TASK TO COMPLETE
Using the data beneath, show every line that includes the word "xlabel".

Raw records

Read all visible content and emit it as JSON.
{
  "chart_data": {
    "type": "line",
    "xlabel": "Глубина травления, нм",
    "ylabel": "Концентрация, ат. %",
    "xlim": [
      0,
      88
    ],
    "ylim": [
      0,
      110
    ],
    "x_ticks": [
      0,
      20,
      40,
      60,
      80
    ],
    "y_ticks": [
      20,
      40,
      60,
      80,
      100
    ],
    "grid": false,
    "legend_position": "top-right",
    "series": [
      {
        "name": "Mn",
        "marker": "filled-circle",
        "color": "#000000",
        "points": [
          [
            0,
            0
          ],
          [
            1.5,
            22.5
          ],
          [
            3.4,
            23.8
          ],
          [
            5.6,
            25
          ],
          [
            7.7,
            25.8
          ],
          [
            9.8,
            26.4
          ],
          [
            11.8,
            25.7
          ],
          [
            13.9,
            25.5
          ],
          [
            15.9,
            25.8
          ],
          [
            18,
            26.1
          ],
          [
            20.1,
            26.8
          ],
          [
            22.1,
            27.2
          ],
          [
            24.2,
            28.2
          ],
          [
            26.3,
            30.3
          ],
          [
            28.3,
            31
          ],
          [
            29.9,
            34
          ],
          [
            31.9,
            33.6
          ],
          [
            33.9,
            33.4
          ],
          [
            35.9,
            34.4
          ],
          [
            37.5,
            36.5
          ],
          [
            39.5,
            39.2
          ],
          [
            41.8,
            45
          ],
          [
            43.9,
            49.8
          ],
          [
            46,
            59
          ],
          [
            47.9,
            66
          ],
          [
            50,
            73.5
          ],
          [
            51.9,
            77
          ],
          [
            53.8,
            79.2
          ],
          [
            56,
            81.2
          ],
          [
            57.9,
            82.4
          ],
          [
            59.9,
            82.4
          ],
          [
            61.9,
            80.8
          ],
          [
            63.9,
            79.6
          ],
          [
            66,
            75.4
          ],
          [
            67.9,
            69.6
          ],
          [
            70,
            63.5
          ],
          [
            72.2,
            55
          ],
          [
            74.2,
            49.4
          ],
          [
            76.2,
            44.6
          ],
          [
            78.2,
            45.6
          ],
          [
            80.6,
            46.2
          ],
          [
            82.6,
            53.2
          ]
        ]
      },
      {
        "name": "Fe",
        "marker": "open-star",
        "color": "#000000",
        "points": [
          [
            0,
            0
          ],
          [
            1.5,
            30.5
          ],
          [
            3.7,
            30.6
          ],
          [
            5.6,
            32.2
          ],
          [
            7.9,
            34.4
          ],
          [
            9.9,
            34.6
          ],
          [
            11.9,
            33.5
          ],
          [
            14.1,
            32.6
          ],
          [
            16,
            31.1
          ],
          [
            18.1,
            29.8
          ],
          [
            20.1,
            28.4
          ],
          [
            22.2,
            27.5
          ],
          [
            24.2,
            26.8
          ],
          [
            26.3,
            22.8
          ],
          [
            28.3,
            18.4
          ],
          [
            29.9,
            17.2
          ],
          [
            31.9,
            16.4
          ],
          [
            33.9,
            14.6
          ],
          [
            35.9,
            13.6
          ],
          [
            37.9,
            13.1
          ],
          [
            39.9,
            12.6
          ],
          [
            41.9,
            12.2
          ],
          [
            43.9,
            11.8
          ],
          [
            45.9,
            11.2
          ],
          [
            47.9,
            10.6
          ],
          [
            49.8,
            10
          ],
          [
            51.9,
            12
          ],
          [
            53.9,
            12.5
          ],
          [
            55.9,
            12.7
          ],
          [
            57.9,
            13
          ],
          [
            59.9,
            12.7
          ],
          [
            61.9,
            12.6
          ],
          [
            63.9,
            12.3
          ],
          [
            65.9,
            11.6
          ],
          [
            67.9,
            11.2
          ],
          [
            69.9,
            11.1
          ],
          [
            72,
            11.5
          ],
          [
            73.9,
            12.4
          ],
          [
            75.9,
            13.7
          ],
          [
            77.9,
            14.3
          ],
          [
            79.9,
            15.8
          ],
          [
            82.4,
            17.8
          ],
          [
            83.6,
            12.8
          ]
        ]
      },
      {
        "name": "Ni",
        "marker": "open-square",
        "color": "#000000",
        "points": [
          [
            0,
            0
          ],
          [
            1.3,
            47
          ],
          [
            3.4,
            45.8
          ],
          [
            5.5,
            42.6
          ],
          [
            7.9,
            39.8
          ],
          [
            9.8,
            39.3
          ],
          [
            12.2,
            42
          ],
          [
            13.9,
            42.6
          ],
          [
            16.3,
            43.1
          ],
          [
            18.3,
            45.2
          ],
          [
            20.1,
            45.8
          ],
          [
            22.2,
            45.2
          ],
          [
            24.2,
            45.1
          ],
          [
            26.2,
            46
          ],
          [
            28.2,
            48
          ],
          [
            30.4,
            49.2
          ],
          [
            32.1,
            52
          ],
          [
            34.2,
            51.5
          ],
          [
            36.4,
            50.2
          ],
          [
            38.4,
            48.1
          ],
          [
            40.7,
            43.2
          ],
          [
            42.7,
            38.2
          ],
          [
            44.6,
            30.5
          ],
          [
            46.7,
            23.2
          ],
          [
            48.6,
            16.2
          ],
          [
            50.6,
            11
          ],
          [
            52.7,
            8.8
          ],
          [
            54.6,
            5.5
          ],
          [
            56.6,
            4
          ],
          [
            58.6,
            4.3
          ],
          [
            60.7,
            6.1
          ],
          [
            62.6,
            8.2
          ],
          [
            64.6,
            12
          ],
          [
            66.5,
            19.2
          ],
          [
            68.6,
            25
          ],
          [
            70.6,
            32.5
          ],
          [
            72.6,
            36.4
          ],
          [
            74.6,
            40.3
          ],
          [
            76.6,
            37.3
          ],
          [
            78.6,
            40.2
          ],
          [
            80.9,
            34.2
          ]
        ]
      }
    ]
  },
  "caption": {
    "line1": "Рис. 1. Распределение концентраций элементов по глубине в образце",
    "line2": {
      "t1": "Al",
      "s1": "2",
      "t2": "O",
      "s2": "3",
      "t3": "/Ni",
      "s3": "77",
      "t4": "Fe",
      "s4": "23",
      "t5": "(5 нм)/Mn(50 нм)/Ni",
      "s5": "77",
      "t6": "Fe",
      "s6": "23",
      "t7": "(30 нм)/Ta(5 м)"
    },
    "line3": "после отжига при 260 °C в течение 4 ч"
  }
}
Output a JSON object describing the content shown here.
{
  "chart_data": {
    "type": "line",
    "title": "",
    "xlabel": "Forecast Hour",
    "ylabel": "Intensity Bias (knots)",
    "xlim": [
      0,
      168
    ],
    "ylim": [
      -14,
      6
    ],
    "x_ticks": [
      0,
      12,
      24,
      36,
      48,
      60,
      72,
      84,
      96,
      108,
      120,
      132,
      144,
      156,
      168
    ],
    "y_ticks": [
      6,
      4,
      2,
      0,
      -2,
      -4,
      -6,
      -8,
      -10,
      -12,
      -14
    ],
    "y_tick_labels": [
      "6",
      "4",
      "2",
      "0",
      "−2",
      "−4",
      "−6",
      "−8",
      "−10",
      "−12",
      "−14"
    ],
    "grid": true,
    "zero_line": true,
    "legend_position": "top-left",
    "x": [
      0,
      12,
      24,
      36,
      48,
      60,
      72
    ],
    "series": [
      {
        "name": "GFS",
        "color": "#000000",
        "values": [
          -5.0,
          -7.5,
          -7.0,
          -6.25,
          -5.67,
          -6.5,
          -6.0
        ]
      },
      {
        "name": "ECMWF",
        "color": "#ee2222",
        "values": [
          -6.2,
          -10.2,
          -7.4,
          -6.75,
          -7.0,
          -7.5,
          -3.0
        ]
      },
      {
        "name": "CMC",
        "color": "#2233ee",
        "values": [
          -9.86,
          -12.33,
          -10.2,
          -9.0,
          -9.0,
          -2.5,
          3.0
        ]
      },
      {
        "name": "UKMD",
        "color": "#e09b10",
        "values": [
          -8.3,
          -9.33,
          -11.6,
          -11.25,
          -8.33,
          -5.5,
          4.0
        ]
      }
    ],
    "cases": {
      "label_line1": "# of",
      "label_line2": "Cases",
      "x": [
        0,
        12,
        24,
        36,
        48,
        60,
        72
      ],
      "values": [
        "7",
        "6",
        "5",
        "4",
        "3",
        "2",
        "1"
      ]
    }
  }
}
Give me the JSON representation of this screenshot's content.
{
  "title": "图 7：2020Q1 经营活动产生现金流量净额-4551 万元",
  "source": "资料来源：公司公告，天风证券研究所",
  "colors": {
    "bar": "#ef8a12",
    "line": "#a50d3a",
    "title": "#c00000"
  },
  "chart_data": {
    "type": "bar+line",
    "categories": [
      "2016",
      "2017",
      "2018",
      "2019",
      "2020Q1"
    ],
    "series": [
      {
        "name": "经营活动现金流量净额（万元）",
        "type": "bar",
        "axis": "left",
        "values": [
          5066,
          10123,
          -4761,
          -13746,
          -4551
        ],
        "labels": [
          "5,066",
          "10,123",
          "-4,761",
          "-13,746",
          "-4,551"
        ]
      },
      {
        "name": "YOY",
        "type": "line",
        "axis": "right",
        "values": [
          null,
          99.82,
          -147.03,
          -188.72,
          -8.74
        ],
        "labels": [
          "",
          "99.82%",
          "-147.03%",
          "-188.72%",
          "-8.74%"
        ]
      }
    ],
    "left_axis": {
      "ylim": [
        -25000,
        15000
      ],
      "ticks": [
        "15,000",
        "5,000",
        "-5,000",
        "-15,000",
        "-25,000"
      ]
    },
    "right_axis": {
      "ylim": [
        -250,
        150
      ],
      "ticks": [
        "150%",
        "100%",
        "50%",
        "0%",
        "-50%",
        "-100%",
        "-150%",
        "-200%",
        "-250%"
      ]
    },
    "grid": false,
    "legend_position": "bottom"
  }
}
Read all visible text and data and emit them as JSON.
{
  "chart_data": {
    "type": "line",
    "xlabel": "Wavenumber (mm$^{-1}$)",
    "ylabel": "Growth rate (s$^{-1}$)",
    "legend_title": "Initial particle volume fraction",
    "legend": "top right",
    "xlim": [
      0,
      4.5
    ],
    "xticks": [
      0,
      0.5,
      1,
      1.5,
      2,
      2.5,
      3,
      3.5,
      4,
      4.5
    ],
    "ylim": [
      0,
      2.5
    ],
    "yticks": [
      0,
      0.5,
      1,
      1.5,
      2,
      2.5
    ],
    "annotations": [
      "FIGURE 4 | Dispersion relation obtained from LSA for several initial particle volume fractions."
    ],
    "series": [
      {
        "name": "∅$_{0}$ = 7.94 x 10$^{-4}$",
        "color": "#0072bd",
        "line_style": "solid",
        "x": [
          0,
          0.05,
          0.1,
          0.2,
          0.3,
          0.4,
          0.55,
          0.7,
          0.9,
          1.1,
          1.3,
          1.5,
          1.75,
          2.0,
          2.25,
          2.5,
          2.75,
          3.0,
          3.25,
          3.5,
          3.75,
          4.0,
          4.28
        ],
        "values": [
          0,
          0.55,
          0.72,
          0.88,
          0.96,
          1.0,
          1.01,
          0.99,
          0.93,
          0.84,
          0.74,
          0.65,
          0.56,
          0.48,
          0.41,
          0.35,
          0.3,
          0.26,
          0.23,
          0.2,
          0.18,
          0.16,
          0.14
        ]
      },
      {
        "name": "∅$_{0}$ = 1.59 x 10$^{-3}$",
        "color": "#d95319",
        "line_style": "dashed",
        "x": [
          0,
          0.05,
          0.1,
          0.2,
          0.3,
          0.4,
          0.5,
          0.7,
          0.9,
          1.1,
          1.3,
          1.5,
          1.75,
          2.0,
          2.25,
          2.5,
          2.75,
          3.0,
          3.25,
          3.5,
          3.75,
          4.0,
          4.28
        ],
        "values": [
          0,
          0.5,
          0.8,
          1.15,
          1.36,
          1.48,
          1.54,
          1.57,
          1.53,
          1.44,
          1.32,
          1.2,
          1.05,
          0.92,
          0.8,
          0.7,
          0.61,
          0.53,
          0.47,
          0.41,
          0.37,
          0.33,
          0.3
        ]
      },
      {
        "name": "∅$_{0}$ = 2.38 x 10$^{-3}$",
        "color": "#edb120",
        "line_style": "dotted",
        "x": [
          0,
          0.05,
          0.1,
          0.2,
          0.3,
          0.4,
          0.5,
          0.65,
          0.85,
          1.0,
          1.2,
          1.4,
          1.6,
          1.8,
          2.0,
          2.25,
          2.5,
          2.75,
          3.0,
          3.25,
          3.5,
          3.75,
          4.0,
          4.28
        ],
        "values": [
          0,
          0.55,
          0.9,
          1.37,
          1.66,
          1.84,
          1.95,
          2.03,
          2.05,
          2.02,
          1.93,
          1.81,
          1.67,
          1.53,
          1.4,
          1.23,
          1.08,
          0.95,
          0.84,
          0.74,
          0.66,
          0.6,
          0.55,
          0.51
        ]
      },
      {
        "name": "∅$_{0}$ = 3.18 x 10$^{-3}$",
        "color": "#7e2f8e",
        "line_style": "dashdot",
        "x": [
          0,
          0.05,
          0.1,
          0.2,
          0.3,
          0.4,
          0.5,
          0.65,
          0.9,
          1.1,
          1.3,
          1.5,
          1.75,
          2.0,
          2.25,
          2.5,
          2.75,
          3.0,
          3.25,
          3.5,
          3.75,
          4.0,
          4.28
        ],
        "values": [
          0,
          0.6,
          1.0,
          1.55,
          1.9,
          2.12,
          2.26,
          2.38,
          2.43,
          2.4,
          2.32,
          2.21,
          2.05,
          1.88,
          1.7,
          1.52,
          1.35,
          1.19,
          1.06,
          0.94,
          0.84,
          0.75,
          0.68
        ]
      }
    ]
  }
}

REPLY
    "xlabel": "Глубина травления, нм",
    "xlabel": "Forecast Hour",
    "xlabel": "Wavenumber (mm$^{-1}$)",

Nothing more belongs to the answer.